Short task: Copy every record word for word.

Records supplied:

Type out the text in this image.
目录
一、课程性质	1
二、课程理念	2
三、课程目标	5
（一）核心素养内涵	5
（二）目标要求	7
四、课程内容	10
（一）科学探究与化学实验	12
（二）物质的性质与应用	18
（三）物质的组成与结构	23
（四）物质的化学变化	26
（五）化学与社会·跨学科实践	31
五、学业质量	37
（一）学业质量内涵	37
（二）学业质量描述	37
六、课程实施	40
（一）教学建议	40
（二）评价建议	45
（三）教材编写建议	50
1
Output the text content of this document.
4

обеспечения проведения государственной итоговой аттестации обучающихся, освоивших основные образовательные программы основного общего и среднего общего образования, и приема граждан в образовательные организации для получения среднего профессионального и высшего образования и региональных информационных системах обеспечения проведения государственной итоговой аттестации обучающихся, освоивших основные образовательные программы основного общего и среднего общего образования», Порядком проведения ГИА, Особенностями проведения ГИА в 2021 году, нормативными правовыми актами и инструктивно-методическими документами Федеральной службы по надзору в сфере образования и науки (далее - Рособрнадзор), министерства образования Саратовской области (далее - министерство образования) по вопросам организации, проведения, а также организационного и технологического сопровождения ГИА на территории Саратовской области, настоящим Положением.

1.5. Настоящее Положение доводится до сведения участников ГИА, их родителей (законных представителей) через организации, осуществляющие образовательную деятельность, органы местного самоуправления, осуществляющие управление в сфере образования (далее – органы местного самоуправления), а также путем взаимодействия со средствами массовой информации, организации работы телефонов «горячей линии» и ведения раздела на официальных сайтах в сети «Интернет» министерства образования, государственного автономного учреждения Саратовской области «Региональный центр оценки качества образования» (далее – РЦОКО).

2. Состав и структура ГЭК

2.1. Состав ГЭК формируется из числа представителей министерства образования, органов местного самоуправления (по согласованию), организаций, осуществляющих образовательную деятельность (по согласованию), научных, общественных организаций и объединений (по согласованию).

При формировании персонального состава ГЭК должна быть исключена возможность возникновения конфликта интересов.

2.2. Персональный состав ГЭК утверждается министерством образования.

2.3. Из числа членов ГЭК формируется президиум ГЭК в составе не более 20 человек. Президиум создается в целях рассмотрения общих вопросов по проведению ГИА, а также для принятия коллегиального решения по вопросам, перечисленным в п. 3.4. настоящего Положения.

Final result:
Type out the text in this image.
目录
一、课程性质	1
二、课程理念	2
三、课程目标	5
（一）核心素养内涵	5
（二）目标要求	7
四、课程内容	10
（一）科学探究与化学实验	12
（二）物质的性质与应用	18
（三）物质的组成与结构	23
（四）物质的化学变化	26
（五）化学与社会·跨学科实践	31
五、学业质量	37
（一）学业质量内涵	37
（二）学业质量描述	37
六、课程实施	40
（一）教学建议	40
（二）评价建议	45
（三）教材编写建议	50
1
Output the text content of this document.
4

обеспечения проведения государственной итоговой аттестации обучающихся, освоивших основные образовательные программы основного общего и среднего общего образования, и приема граждан в образовательные организации для получения среднего профессионального и высшего образования и региональных информационных системах обеспечения проведения государственной итоговой аттестации обучающихся, освоивших основные образовательные программы основного общего и среднего общего образования», Порядком проведения ГИА, Особенностями проведения ГИА в 2021 году, нормативными правовыми актами и инструктивно-методическими документами Федеральной службы по надзору в сфере образования и науки (далее - Рособрнадзор), министерства образования Саратовской области (далее - министерство образования) по вопросам организации, проведения, а также организационного и технологического сопровождения ГИА на территории Саратовской области, настоящим Положением.

1.5. Настоящее Положение доводится до сведения участников ГИА, их родителей (законных представителей) через организации, осуществляющие образовательную деятельность, органы местного самоуправления, осуществляющие управление в сфере образования (далее – органы местного самоуправления), а также путем взаимодействия со средствами массовой информации, организации работы телефонов «горячей линии» и ведения раздела на официальных сайтах в сети «Интернет» министерства образования, государственного автономного учреждения Саратовской области «Региональный центр оценки качества образования» (далее – РЦОКО).

2. Состав и структура ГЭК

2.1. Состав ГЭК формируется из числа представителей министерства образования, органов местного самоуправления (по согласованию), организаций, осуществляющих образовательную деятельность (по согласованию), научных, общественных организаций и объединений (по согласованию).

При формировании персонального состава ГЭК должна быть исключена возможность возникновения конфликта интересов.

2.2. Персональный состав ГЭК утверждается министерством образования.

2.3. Из числа членов ГЭК формируется президиум ГЭК в составе не более 20 человек. Президиум создается в целях рассмотрения общих вопросов по проведению ГИА, а также для принятия коллегиального решения по вопросам, перечисленным в п. 3.4. настоящего Положения.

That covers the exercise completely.